• **Stated exercise**: Produce a word-for-word copy of the listing below without its pictures.

** begin **

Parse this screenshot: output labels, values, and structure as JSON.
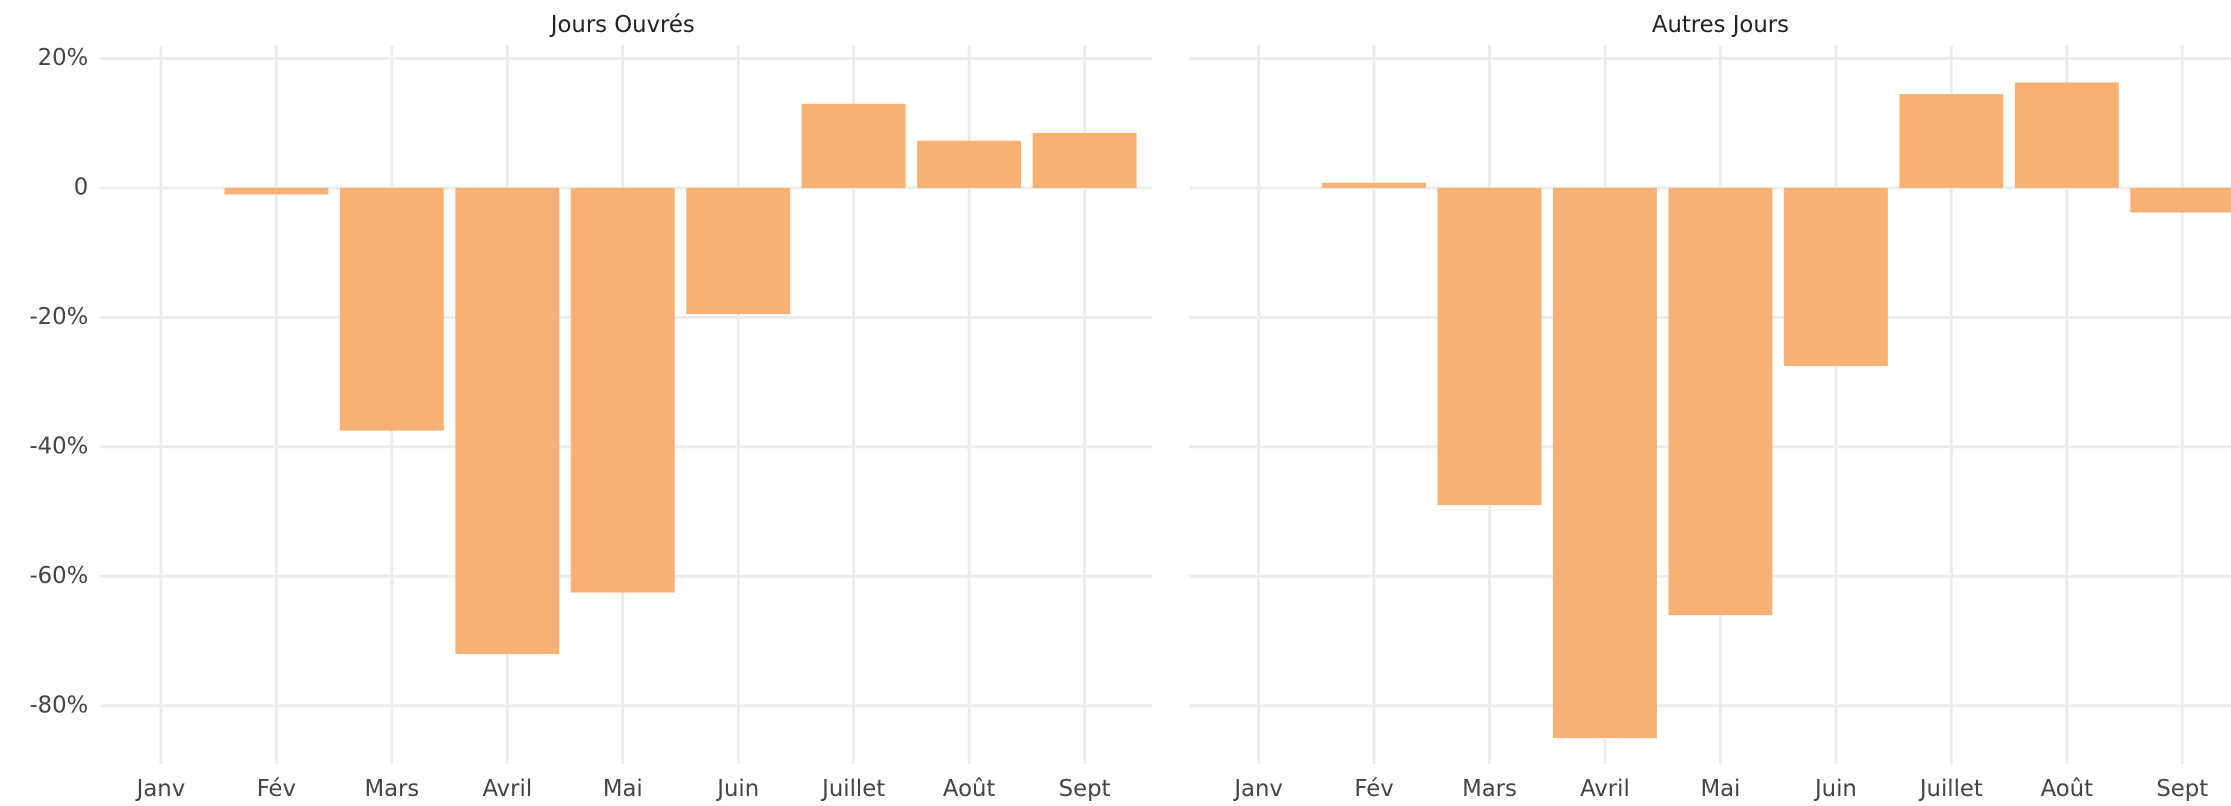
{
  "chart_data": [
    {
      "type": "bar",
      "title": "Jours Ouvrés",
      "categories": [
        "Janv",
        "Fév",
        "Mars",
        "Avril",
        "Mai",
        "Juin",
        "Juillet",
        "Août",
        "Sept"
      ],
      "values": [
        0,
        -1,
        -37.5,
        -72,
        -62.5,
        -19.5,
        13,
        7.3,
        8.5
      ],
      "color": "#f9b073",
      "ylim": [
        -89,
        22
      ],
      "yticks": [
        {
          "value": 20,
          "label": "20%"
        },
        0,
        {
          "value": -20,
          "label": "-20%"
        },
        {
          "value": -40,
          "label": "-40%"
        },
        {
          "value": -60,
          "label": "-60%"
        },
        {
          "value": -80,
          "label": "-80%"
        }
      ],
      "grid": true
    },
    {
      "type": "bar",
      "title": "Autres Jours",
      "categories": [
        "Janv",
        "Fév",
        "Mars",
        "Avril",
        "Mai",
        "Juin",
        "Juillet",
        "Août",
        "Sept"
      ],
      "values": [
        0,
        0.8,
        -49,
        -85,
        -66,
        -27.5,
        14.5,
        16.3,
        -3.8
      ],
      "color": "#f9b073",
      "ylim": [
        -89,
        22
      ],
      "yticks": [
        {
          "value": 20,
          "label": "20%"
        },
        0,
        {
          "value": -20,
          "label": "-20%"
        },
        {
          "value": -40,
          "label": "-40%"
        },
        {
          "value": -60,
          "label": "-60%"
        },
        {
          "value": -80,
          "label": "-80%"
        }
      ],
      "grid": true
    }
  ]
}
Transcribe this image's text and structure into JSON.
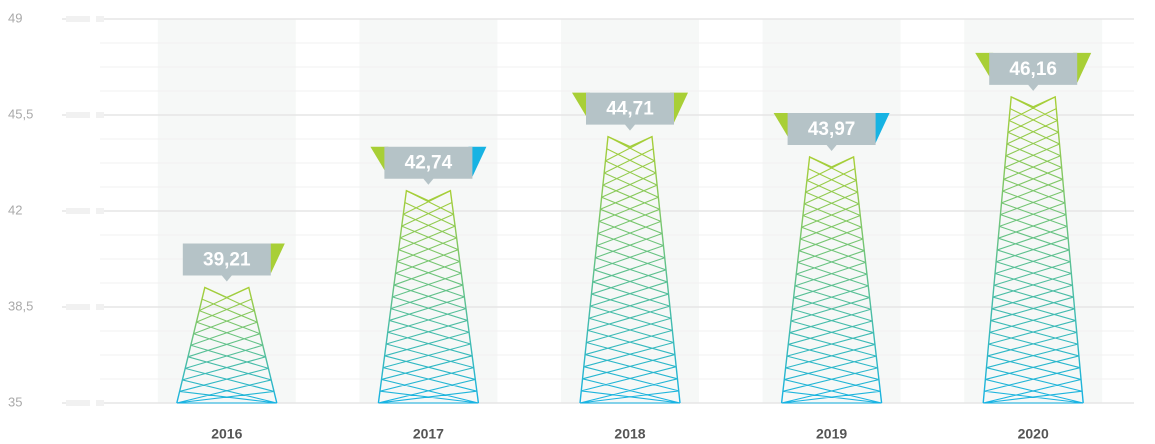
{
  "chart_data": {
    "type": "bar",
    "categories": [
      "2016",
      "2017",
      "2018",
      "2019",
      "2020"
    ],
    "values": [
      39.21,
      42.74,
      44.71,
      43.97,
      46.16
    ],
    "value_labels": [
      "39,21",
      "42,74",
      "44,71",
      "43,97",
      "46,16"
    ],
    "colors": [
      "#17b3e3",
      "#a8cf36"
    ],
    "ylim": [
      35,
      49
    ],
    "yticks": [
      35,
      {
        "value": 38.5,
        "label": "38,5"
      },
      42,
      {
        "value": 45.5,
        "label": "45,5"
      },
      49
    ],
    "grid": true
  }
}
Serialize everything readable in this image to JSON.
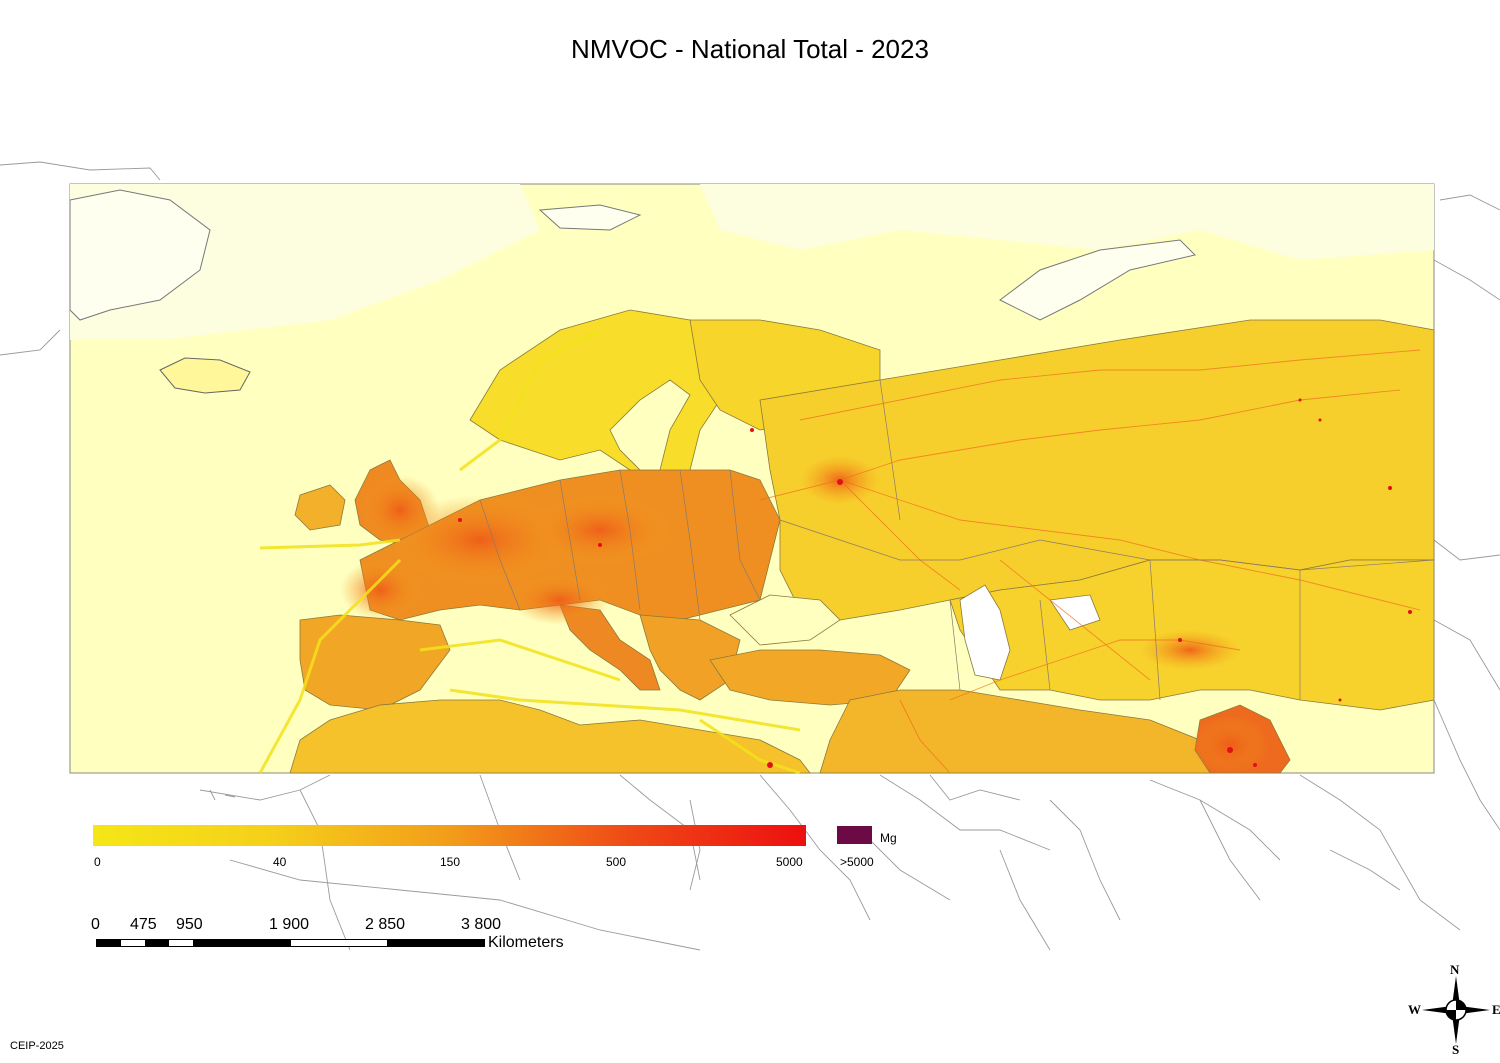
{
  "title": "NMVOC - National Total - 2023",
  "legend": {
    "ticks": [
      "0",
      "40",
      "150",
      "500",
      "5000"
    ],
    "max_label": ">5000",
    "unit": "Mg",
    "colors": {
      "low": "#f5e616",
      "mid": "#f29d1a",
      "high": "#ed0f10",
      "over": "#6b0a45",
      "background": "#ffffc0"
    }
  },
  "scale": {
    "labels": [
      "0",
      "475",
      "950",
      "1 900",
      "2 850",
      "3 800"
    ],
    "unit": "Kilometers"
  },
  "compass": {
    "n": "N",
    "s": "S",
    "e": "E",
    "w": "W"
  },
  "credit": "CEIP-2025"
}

** end **

• **Solution**:
Parse this screenshot: output labels, values, and structure as JSON.
{
  "chart_data": [
    {
      "type": "bar",
      "title": "Jours Ouvrés",
      "categories": [
        "Janv",
        "Fév",
        "Mars",
        "Avril",
        "Mai",
        "Juin",
        "Juillet",
        "Août",
        "Sept"
      ],
      "values": [
        0,
        -1,
        -37.5,
        -72,
        -62.5,
        -19.5,
        13,
        7.3,
        8.5
      ],
      "color": "#f9b073",
      "ylim": [
        -89,
        22
      ],
      "yticks": [
        {
          "value": 20,
          "label": "20%"
        },
        0,
        {
          "value": -20,
          "label": "-20%"
        },
        {
          "value": -40,
          "label": "-40%"
        },
        {
          "value": -60,
          "label": "-60%"
        },
        {
          "value": -80,
          "label": "-80%"
        }
      ],
      "grid": true
    },
    {
      "type": "bar",
      "title": "Autres Jours",
      "categories": [
        "Janv",
        "Fév",
        "Mars",
        "Avril",
        "Mai",
        "Juin",
        "Juillet",
        "Août",
        "Sept"
      ],
      "values": [
        0,
        0.8,
        -49,
        -85,
        -66,
        -27.5,
        14.5,
        16.3,
        -3.8
      ],
      "color": "#f9b073",
      "ylim": [
        -89,
        22
      ],
      "yticks": [
        {
          "value": 20,
          "label": "20%"
        },
        0,
        {
          "value": -20,
          "label": "-20%"
        },
        {
          "value": -40,
          "label": "-40%"
        },
        {
          "value": -60,
          "label": "-60%"
        },
        {
          "value": -80,
          "label": "-80%"
        }
      ],
      "grid": true
    }
  ]
}
Transcribe this image's text and structure into JSON.
{
  "chart_data": {
    "type": "bar",
    "categories": [
      "2016",
      "2017",
      "2018",
      "2019",
      "2020"
    ],
    "values": [
      39.21,
      42.74,
      44.71,
      43.97,
      46.16
    ],
    "value_labels": [
      "39,21",
      "42,74",
      "44,71",
      "43,97",
      "46,16"
    ],
    "colors": [
      "#17b3e3",
      "#a8cf36"
    ],
    "ylim": [
      35,
      49
    ],
    "yticks": [
      35,
      {
        "value": 38.5,
        "label": "38,5"
      },
      42,
      {
        "value": 45.5,
        "label": "45,5"
      },
      49
    ],
    "grid": true
  }
}
Serialize everything readable in this image to JSON.
{
  "title": "NMVOC - National Total - 2023",
  "legend": {
    "ticks": [
      "0",
      "40",
      "150",
      "500",
      "5000"
    ],
    "max_label": ">5000",
    "unit": "Mg",
    "colors": {
      "low": "#f5e616",
      "mid": "#f29d1a",
      "high": "#ed0f10",
      "over": "#6b0a45",
      "background": "#ffffc0"
    }
  },
  "scale": {
    "labels": [
      "0",
      "475",
      "950",
      "1 900",
      "2 850",
      "3 800"
    ],
    "unit": "Kilometers"
  },
  "compass": {
    "n": "N",
    "s": "S",
    "e": "E",
    "w": "W"
  },
  "credit": "CEIP-2025"
}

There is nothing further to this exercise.